Keep only the lines of the listing that include the word "image", and copy them.

Records
-- BEGIN --

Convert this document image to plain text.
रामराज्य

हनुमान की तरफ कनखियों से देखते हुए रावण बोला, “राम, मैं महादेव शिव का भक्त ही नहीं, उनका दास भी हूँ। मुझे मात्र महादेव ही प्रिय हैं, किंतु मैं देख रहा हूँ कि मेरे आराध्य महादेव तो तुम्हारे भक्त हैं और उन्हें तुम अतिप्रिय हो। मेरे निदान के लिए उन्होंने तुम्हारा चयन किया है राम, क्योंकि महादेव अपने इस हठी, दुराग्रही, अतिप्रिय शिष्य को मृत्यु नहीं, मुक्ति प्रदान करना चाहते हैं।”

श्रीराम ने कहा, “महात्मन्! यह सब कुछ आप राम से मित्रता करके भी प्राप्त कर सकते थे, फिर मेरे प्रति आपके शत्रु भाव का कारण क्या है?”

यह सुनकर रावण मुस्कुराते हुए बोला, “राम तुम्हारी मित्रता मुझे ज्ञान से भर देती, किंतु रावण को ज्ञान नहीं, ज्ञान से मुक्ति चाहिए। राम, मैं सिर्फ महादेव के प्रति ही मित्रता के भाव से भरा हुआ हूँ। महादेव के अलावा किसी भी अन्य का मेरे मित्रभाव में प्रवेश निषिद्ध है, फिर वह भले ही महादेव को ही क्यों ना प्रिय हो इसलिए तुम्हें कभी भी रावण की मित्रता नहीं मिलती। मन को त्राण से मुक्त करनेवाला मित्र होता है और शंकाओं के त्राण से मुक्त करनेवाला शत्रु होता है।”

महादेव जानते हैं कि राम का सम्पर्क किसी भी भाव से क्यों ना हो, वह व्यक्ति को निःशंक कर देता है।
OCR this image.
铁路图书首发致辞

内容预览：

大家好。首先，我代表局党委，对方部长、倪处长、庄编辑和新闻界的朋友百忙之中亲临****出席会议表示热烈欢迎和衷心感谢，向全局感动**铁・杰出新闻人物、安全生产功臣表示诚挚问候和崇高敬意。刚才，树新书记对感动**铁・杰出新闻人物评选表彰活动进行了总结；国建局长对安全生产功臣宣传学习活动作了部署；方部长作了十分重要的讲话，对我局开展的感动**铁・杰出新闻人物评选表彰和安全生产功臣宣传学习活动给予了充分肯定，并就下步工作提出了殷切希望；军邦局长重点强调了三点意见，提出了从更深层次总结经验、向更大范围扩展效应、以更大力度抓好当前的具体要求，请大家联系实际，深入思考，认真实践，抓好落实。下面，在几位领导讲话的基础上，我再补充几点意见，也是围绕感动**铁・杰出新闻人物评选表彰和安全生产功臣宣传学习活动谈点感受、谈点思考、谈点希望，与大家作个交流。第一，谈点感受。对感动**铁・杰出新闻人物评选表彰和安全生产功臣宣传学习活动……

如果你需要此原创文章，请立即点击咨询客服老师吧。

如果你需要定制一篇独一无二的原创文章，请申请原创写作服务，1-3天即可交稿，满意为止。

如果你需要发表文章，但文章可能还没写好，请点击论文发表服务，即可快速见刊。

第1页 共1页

-- END --

#### Expected answer
Convert this document image to plain text.
OCR this image.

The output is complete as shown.